Records from a collection:
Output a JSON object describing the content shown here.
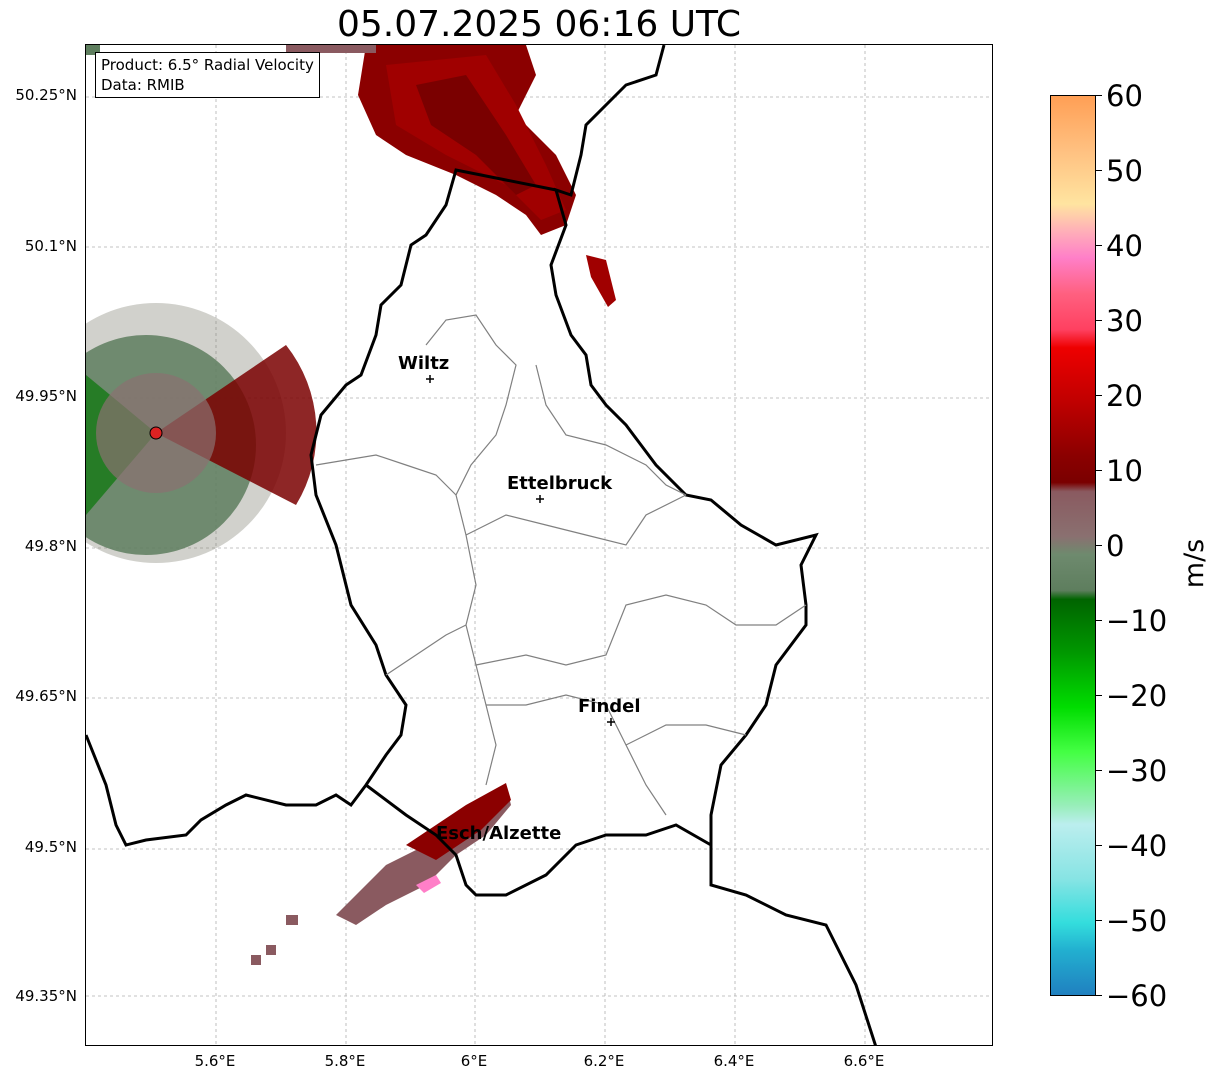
{
  "title": "05.07.2025 06:16 UTC",
  "info": {
    "product": "Product: 6.5° Radial Velocity",
    "data": "Data: RMIB"
  },
  "axes": {
    "lat_labels": [
      "50.25°N",
      "50.1°N",
      "49.95°N",
      "49.8°N",
      "49.65°N",
      "49.5°N",
      "49.35°N"
    ],
    "lon_labels": [
      "5.6°E",
      "5.8°E",
      "6°E",
      "6.2°E",
      "6.4°E",
      "6.6°E"
    ]
  },
  "cities": [
    {
      "name": "Wiltz"
    },
    {
      "name": "Ettelbruck"
    },
    {
      "name": "Findel"
    },
    {
      "name": "Esch/Alzette"
    }
  ],
  "colorbar": {
    "unit": "m/s",
    "ticks": [
      "60",
      "50",
      "40",
      "30",
      "20",
      "10",
      "0",
      "−10",
      "−20",
      "−30",
      "−40",
      "−50",
      "−60"
    ],
    "range": [
      -60,
      60
    ],
    "colors": {
      "orange": "#ff9f55",
      "pink": "#ff7fc8",
      "red": "#ee0000",
      "darkred": "#7a0000",
      "gray_red": "#8a5a60",
      "gray_green": "#5e7e5e",
      "green": "#00aa00",
      "lightgreen": "#44ff44",
      "cyan": "#33dddd",
      "blue": "#2080c0"
    }
  },
  "colors": {
    "border": "#000000",
    "canton_lines": "#808080",
    "grid": "#b0b0b0",
    "radar_site": "#dd2222"
  }
}
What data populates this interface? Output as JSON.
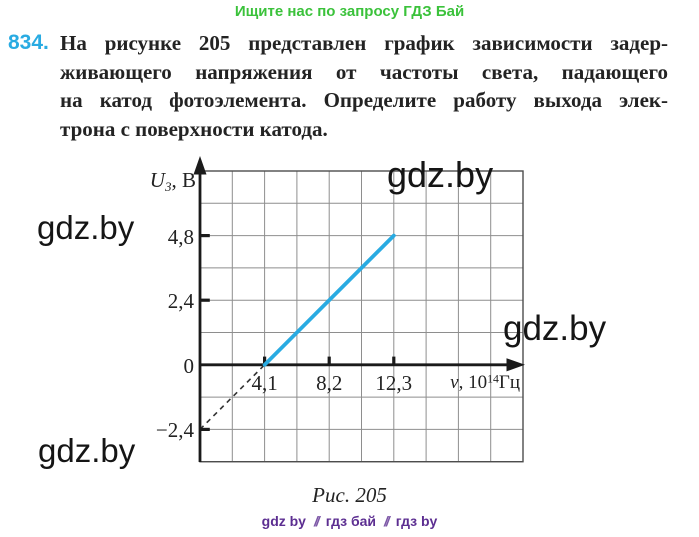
{
  "header": {
    "promo": "Ищите нас по запросу ГДЗ Бай"
  },
  "problem": {
    "number": "834.",
    "lines": [
      "На рисунке 205 представлен график зависимости задер-",
      "живающего напряжения от частоты света, падающего",
      "на катод фотоэлемента. Определите работу выхода элек-",
      "трона с поверхности катода."
    ]
  },
  "figure": {
    "caption": "Рис. 205",
    "watermark": "gdz.by",
    "y_axis": {
      "label_var": "U",
      "label_sub": "3",
      "label_unit": ", В",
      "ticks": [
        "4,8",
        "2,4",
        "0",
        "−2,4"
      ]
    },
    "x_axis": {
      "label_var": "ν",
      "label_pre": ", 10",
      "label_sup": "14",
      "label_unit": "Гц",
      "ticks": [
        "4,1",
        "8,2",
        "12,3"
      ]
    }
  },
  "chart_data": {
    "type": "line",
    "title": "",
    "xlabel": "ν, 10^14 Гц",
    "ylabel": "U3, В",
    "xlim": [
      0,
      20.5
    ],
    "ylim": [
      -3.6,
      7.2
    ],
    "x_ticks": [
      4.1,
      8.2,
      12.3
    ],
    "y_ticks": [
      -2.4,
      0,
      2.4,
      4.8
    ],
    "grid": true,
    "grid_cell": {
      "x": 2.05,
      "y": 1.2
    },
    "series": [
      {
        "name": "stopping-voltage-vs-frequency",
        "style": "solid",
        "color": "#29abe2",
        "x": [
          4.1,
          12.3
        ],
        "y": [
          0,
          4.8
        ]
      },
      {
        "name": "extrapolation-below-threshold",
        "style": "dashed",
        "color": "#333333",
        "x": [
          0,
          4.1
        ],
        "y": [
          -2.4,
          0
        ]
      }
    ]
  },
  "footer": {
    "parts": [
      "gdz by",
      "гдз бай",
      "гдз by"
    ],
    "separator": "//"
  },
  "colors": {
    "accent_blue": "#29abe2",
    "promo_green": "#3bc23b",
    "footer_purple": "#5c2e91",
    "grid_gray": "#8e8e8e",
    "axis_black": "#1a1a1a"
  }
}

## Description of the task
Reproduce the full listing above verbatim, with no pictures included.

## Task answer
Output a JSON object describing the content shown here.
{
  "title": "05.07.2025 06:16 UTC",
  "info": {
    "product": "Product: 6.5° Radial Velocity",
    "data": "Data: RMIB"
  },
  "axes": {
    "lat_labels": [
      "50.25°N",
      "50.1°N",
      "49.95°N",
      "49.8°N",
      "49.65°N",
      "49.5°N",
      "49.35°N"
    ],
    "lon_labels": [
      "5.6°E",
      "5.8°E",
      "6°E",
      "6.2°E",
      "6.4°E",
      "6.6°E"
    ]
  },
  "cities": [
    {
      "name": "Wiltz"
    },
    {
      "name": "Ettelbruck"
    },
    {
      "name": "Findel"
    },
    {
      "name": "Esch/Alzette"
    }
  ],
  "colorbar": {
    "unit": "m/s",
    "ticks": [
      "60",
      "50",
      "40",
      "30",
      "20",
      "10",
      "0",
      "−10",
      "−20",
      "−30",
      "−40",
      "−50",
      "−60"
    ],
    "range": [
      -60,
      60
    ],
    "colors": {
      "orange": "#ff9f55",
      "pink": "#ff7fc8",
      "red": "#ee0000",
      "darkred": "#7a0000",
      "gray_red": "#8a5a60",
      "gray_green": "#5e7e5e",
      "green": "#00aa00",
      "lightgreen": "#44ff44",
      "cyan": "#33dddd",
      "blue": "#2080c0"
    }
  },
  "colors": {
    "border": "#000000",
    "canton_lines": "#808080",
    "grid": "#b0b0b0",
    "radar_site": "#dd2222"
  }
}
What data populates this interface? Output as JSON.
{
  "header": {
    "promo": "Ищите нас по запросу ГДЗ Бай"
  },
  "problem": {
    "number": "834.",
    "lines": [
      "На рисунке 205 представлен график зависимости задер-",
      "живающего напряжения от частоты света, падающего",
      "на катод фотоэлемента. Определите работу выхода элек-",
      "трона с поверхности катода."
    ]
  },
  "figure": {
    "caption": "Рис. 205",
    "watermark": "gdz.by",
    "y_axis": {
      "label_var": "U",
      "label_sub": "3",
      "label_unit": ", В",
      "ticks": [
        "4,8",
        "2,4",
        "0",
        "−2,4"
      ]
    },
    "x_axis": {
      "label_var": "ν",
      "label_pre": ", 10",
      "label_sup": "14",
      "label_unit": "Гц",
      "ticks": [
        "4,1",
        "8,2",
        "12,3"
      ]
    }
  },
  "chart_data": {
    "type": "line",
    "title": "",
    "xlabel": "ν, 10^14 Гц",
    "ylabel": "U3, В",
    "xlim": [
      0,
      20.5
    ],
    "ylim": [
      -3.6,
      7.2
    ],
    "x_ticks": [
      4.1,
      8.2,
      12.3
    ],
    "y_ticks": [
      -2.4,
      0,
      2.4,
      4.8
    ],
    "grid": true,
    "grid_cell": {
      "x": 2.05,
      "y": 1.2
    },
    "series": [
      {
        "name": "stopping-voltage-vs-frequency",
        "style": "solid",
        "color": "#29abe2",
        "x": [
          4.1,
          12.3
        ],
        "y": [
          0,
          4.8
        ]
      },
      {
        "name": "extrapolation-below-threshold",
        "style": "dashed",
        "color": "#333333",
        "x": [
          0,
          4.1
        ],
        "y": [
          -2.4,
          0
        ]
      }
    ]
  },
  "footer": {
    "parts": [
      "gdz by",
      "гдз бай",
      "гдз by"
    ],
    "separator": "//"
  },
  "colors": {
    "accent_blue": "#29abe2",
    "promo_green": "#3bc23b",
    "footer_purple": "#5c2e91",
    "grid_gray": "#8e8e8e",
    "axis_black": "#1a1a1a"
  }
}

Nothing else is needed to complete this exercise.